● The exercise
Check each line of the material below, and copy it if it holds the string "предшествующий".

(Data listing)
▬▬▬

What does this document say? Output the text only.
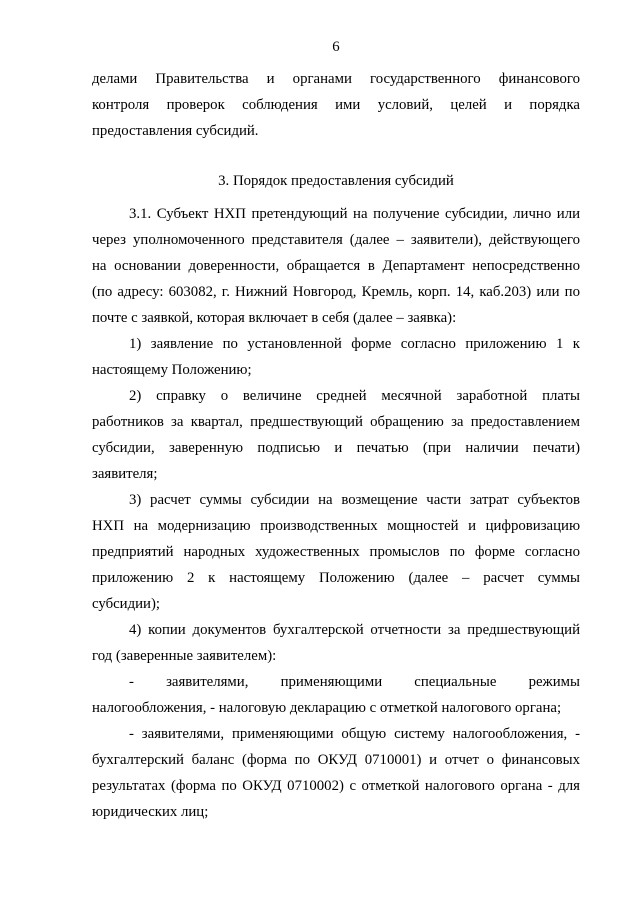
6
делами Правительства и органами государственного финансового
контроля проверок соблюдения ими условий, целей и порядка
предоставления субсидий.
3. Порядок предоставления субсидий
3.1. Субъект НХП претендующий на получение субсидии, лично или
через уполномоченного представителя (далее – заявители), действующего
на основании доверенности, обращается в Департамент непосредственно
(по адресу: 603082, г. Нижний Новгород, Кремль, корп. 14, каб.203) или по
почте с заявкой, которая включает в себя (далее – заявка):
1) заявление по установленной форме согласно приложению 1 к
настоящему Положению;
2) справку о величине средней месячной заработной платы
работников за квартал, предшествующий обращению за предоставлением
субсидии, заверенную подписью и печатью (при наличии печати)
заявителя;
3) расчет суммы субсидии на возмещение части затрат субъектов
НХП на модернизацию производственных мощностей и цифровизацию
предприятий народных художественных промыслов по форме согласно
приложению 2 к настоящему Положению (далее – расчет суммы
субсидии);
4) копии документов бухгалтерской отчетности за предшествующий
год (заверенные заявителем):
- заявителями, применяющими специальные режимы
налогообложения, - налоговую декларацию с отметкой налогового органа;
- заявителями, применяющими общую систему налогообложения, -
бухгалтерский баланс (форма по ОКУД 0710001) и отчет о финансовых
результатах (форма по ОКУД 0710002) с отметкой налогового органа - для
юридических лиц;
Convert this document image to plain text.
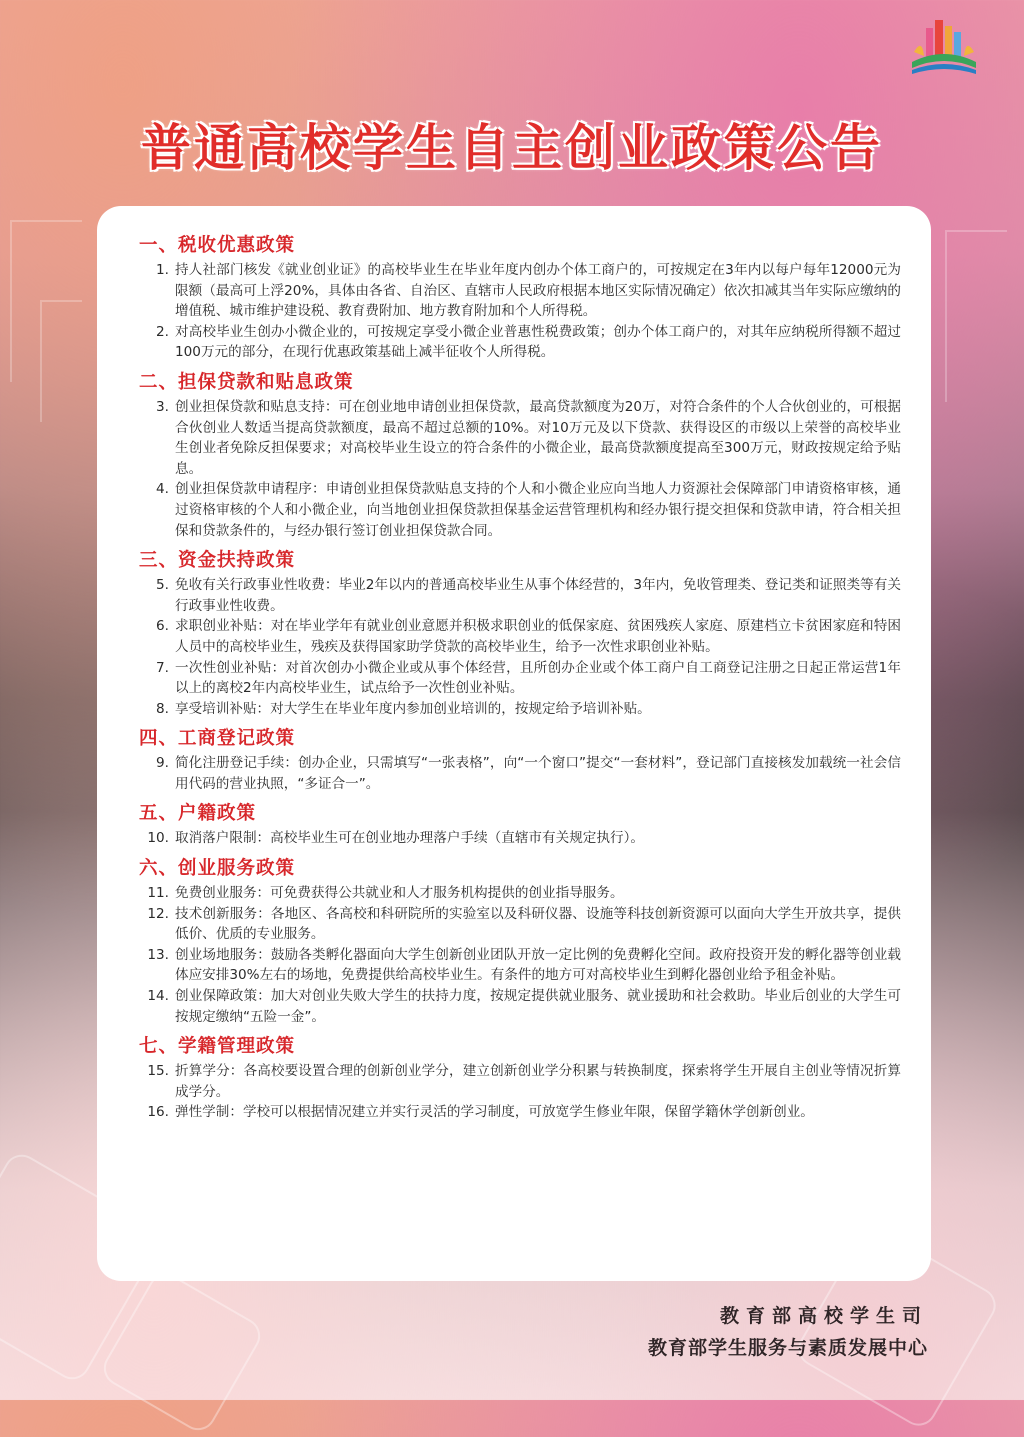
普通高校学生自主创业政策公告
一、税收优惠政策
1. 持人社部门核发《就业创业证》的高校毕业生在毕业年度内创办个体工商户的，可按规定在3年内以每户每年12000元为限额（最高可上浮20%，具体由各省、自治区、直辖市人民政府根据本地区实际情况确定）依次扣减其当年实际应缴纳的增值税、城市维护建设税、教育费附加、地方教育附加和个人所得税。
2. 对高校毕业生创办小微企业的，可按规定享受小微企业普惠性税费政策；创办个体工商户的，对其年应纳税所得额不超过100万元的部分，在现行优惠政策基础上减半征收个人所得税。
二、担保贷款和贴息政策
3. 创业担保贷款和贴息支持：可在创业地申请创业担保贷款，最高贷款额度为20万，对符合条件的个人合伙创业的，可根据合伙创业人数适当提高贷款额度，最高不超过总额的10%。对10万元及以下贷款、获得设区的市级以上荣誉的高校毕业生创业者免除反担保要求；对高校毕业生设立的符合条件的小微企业，最高贷款额度提高至300万元，财政按规定给予贴息。
4. 创业担保贷款申请程序：申请创业担保贷款贴息支持的个人和小微企业应向当地人力资源社会保障部门申请资格审核，通过资格审核的个人和小微企业，向当地创业担保贷款担保基金运营管理机构和经办银行提交担保和贷款申请，符合相关担保和贷款条件的，与经办银行签订创业担保贷款合同。
三、资金扶持政策
5. 免收有关行政事业性收费：毕业2年以内的普通高校毕业生从事个体经营的，3年内，免收管理类、登记类和证照类等有关行政事业性收费。
6. 求职创业补贴：对在毕业学年有就业创业意愿并积极求职创业的低保家庭、贫困残疾人家庭、原建档立卡贫困家庭和特困人员中的高校毕业生，残疾及获得国家助学贷款的高校毕业生，给予一次性求职创业补贴。
7. 一次性创业补贴：对首次创办小微企业或从事个体经营，且所创办企业或个体工商户自工商登记注册之日起正常运营1年以上的离校2年内高校毕业生，试点给予一次性创业补贴。
8. 享受培训补贴：对大学生在毕业年度内参加创业培训的，按规定给予培训补贴。
四、工商登记政策
9. 简化注册登记手续：创办企业，只需填写“一张表格”，向“一个窗口”提交“一套材料”，登记部门直接核发加载统一社会信用代码的营业执照，“多证合一”。
五、户籍政策
10. 取消落户限制：高校毕业生可在创业地办理落户手续（直辖市有关规定执行）。
六、创业服务政策
11. 免费创业服务：可免费获得公共就业和人才服务机构提供的创业指导服务。
12. 技术创新服务：各地区、各高校和科研院所的实验室以及科研仪器、设施等科技创新资源可以面向大学生开放共享，提供低价、优质的专业服务。
13. 创业场地服务：鼓励各类孵化器面向大学生创新创业团队开放一定比例的免费孵化空间。政府投资开发的孵化器等创业载体应安排30%左右的场地，免费提供给高校毕业生。有条件的地方可对高校毕业生到孵化器创业给予租金补贴。
14. 创业保障政策：加大对创业失败大学生的扶持力度，按规定提供就业服务、就业援助和社会救助。毕业后创业的大学生可按规定缴纳“五险一金”。
七、学籍管理政策
15. 折算学分：各高校要设置合理的创新创业学分，建立创新创业学分积累与转换制度，探索将学生开展自主创业等情况折算成学分。
16. 弹性学制：学校可以根据情况建立并实行灵活的学习制度，可放宽学生修业年限，保留学籍休学创新创业。
教育部高校学生司
教育部学生服务与素质发展中心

▬▬▬

● Exercise response
работников за квартал, предшествующий обращению за предоставлением
4) копии документов бухгалтерской отчетности за предшествующий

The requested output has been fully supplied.